Extracted records:

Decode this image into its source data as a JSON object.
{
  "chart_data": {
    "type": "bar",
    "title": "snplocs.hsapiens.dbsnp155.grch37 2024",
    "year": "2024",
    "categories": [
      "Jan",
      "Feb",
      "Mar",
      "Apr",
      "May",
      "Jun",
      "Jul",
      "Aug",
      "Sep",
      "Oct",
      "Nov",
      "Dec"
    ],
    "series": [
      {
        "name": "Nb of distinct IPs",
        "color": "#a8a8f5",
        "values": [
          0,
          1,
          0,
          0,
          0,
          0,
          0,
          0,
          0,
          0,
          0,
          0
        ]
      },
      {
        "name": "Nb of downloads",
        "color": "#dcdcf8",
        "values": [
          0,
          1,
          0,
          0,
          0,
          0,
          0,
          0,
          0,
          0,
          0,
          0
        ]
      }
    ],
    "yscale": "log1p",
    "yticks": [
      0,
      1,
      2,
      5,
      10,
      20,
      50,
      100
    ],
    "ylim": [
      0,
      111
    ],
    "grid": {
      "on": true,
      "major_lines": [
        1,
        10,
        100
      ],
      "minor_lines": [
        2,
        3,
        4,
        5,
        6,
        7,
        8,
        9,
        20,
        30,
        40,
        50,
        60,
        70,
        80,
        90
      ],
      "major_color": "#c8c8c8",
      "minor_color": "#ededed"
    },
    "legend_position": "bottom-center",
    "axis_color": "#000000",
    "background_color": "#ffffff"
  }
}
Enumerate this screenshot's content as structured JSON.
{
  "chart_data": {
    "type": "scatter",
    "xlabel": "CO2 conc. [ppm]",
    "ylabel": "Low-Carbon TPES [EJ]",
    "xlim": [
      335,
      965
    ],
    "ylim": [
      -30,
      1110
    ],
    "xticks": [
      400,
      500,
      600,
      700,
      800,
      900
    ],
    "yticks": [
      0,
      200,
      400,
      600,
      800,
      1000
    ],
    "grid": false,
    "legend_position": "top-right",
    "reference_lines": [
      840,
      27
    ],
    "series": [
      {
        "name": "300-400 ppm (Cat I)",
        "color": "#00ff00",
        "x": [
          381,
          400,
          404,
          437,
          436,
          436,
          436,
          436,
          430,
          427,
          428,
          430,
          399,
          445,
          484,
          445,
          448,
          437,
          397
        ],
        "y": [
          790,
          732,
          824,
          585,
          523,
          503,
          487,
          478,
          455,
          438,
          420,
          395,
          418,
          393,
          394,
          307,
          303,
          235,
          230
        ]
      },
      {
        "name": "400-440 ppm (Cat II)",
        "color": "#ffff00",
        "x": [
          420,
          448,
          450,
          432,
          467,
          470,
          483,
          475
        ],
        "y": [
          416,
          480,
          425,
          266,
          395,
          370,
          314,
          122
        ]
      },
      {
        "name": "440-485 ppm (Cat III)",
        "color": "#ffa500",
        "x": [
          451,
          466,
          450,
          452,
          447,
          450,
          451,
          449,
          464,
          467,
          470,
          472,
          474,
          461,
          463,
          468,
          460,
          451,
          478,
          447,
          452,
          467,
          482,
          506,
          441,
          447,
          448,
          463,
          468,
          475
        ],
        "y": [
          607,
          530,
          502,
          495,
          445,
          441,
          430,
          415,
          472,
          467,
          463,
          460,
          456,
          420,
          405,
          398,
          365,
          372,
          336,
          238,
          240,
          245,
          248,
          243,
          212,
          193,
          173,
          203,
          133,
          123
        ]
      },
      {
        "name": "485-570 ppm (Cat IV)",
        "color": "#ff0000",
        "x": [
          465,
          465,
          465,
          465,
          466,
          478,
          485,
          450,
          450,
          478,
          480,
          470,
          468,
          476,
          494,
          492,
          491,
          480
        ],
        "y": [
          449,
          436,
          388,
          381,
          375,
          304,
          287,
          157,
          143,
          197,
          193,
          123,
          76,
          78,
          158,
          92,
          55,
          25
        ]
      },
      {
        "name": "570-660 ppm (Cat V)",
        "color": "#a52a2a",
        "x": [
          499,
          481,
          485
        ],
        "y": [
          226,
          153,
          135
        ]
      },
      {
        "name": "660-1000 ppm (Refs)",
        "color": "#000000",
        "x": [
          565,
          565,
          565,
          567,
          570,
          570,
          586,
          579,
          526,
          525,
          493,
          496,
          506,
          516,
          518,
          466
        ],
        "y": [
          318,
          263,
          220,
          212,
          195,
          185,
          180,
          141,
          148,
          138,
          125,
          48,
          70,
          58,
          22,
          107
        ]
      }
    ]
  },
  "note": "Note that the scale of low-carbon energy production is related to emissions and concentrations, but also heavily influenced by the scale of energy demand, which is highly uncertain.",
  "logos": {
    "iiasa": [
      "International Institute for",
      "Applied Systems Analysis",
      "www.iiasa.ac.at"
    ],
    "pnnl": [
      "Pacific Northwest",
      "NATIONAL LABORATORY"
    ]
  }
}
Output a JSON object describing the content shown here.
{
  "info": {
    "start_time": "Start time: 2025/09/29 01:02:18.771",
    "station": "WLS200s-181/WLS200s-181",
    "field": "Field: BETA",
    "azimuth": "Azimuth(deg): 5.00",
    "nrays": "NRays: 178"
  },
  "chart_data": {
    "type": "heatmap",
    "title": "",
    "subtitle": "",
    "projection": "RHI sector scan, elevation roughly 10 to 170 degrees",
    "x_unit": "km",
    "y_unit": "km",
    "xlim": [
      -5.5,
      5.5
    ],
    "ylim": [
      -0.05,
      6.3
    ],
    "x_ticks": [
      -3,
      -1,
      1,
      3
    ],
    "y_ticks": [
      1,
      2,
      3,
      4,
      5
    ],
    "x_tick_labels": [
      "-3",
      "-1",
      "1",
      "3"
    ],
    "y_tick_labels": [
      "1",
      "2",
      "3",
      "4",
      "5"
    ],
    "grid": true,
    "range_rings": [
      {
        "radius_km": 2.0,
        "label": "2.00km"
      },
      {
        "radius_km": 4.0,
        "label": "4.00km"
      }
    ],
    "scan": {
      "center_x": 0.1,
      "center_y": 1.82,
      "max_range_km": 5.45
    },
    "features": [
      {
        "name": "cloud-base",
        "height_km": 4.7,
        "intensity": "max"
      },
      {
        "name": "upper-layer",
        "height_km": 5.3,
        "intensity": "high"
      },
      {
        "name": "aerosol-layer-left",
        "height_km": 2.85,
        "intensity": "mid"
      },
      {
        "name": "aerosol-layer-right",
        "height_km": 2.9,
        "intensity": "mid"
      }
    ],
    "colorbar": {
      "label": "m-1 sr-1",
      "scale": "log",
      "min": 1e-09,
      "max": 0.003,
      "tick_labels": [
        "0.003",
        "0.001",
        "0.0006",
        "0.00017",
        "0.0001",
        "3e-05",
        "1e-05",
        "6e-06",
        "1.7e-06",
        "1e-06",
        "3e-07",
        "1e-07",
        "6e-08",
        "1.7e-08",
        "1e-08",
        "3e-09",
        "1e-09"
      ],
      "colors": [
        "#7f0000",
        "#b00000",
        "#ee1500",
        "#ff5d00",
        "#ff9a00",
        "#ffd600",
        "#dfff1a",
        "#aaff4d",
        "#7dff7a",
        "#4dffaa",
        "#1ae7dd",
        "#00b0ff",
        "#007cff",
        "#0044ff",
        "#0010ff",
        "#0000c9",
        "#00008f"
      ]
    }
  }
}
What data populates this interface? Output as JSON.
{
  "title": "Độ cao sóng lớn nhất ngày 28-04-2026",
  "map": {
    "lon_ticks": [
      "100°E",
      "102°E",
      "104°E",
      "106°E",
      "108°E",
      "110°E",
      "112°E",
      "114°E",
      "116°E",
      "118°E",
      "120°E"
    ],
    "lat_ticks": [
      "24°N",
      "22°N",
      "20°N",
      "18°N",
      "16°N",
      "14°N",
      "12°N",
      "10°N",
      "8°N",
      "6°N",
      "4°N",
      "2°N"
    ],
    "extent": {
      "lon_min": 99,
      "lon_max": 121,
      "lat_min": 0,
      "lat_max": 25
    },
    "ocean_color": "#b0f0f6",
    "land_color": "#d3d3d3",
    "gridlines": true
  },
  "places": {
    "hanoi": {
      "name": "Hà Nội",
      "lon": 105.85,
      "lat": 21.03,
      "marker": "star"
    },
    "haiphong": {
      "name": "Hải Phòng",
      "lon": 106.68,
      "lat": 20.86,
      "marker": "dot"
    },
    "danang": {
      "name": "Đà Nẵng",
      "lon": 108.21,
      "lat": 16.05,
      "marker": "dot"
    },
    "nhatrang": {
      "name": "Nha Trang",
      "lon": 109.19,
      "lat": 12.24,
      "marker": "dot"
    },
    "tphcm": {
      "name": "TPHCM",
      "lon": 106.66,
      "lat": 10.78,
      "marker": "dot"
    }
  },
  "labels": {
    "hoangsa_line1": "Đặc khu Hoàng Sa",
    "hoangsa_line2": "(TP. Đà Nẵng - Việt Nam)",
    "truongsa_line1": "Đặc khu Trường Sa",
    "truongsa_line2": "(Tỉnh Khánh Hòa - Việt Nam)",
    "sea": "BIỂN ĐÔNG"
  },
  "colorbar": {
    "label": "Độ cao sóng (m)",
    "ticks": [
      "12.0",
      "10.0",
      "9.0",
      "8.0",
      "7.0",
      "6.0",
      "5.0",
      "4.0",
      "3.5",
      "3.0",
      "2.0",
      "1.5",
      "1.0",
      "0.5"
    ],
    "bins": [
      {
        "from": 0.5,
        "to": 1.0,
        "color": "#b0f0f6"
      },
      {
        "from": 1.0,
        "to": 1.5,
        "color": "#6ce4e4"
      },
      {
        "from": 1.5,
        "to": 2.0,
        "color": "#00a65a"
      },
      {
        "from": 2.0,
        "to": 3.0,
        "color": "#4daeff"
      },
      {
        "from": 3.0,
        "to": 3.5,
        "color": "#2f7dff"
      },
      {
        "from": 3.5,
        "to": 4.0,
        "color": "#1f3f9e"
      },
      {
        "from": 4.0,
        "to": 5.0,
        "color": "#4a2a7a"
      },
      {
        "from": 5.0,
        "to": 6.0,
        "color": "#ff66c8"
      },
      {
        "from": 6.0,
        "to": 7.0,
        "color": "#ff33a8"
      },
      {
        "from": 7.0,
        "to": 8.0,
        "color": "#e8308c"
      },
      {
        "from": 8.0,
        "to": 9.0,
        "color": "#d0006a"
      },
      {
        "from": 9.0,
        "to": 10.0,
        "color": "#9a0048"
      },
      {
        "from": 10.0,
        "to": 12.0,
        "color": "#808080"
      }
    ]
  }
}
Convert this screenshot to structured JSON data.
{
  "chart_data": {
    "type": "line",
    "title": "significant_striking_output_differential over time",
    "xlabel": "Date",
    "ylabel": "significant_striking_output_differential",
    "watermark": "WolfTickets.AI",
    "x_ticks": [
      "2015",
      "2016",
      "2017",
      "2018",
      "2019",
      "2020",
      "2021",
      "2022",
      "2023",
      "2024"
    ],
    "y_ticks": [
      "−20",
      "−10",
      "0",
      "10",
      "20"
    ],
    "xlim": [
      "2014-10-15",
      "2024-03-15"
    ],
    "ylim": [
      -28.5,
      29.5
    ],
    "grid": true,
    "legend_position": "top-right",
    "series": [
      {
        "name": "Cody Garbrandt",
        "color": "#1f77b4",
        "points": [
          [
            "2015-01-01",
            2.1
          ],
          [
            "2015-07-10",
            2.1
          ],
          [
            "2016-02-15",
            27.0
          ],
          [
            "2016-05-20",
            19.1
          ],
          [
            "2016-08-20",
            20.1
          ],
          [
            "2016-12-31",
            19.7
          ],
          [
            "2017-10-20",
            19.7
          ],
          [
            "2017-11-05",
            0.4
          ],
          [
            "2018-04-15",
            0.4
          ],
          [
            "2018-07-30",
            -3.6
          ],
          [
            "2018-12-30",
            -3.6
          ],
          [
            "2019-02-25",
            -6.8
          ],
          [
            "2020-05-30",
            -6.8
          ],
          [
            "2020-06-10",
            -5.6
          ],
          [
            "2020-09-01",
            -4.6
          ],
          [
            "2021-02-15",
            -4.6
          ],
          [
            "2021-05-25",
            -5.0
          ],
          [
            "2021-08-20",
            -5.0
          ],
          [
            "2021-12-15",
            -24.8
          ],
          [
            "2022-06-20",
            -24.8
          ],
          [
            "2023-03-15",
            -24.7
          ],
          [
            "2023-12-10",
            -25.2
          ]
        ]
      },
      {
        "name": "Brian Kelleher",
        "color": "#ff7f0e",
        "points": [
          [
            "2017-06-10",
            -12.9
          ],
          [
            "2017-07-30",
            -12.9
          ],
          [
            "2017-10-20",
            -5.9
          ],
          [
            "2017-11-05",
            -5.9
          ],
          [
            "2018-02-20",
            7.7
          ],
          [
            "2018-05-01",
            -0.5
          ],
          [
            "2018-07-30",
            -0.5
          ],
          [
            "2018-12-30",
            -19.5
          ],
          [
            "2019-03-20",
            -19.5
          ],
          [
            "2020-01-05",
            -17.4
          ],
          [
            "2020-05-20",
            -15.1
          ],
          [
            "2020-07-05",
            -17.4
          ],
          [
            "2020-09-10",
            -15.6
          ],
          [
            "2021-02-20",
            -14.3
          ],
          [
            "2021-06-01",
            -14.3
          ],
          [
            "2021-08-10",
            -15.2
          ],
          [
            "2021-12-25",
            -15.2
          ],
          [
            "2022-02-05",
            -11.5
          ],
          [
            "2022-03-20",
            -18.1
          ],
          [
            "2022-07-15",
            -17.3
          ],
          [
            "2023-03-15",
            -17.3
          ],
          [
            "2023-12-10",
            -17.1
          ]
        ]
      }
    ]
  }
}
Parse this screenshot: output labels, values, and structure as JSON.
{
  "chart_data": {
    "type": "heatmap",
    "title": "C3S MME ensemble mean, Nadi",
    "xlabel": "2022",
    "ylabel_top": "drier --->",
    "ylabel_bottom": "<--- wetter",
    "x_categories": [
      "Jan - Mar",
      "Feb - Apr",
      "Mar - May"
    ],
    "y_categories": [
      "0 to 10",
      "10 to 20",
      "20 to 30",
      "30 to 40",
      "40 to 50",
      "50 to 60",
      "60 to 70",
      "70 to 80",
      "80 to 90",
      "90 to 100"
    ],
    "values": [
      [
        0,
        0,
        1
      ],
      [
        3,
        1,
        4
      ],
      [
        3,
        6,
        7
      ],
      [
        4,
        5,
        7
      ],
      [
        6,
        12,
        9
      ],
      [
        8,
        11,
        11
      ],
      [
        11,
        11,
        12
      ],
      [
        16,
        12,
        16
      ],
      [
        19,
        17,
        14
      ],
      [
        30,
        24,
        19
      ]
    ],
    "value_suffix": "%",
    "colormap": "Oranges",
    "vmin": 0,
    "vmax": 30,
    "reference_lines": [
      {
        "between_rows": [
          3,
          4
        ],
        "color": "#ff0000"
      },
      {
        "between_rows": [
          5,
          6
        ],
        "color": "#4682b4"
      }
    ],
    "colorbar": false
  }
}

### Required work
Pull out all lines in the data above that include "sóng".

### Response to the exercise
  "title": "Độ cao sóng lớn nhất ngày 28-04-2026",
    "label": "Độ cao sóng (m)",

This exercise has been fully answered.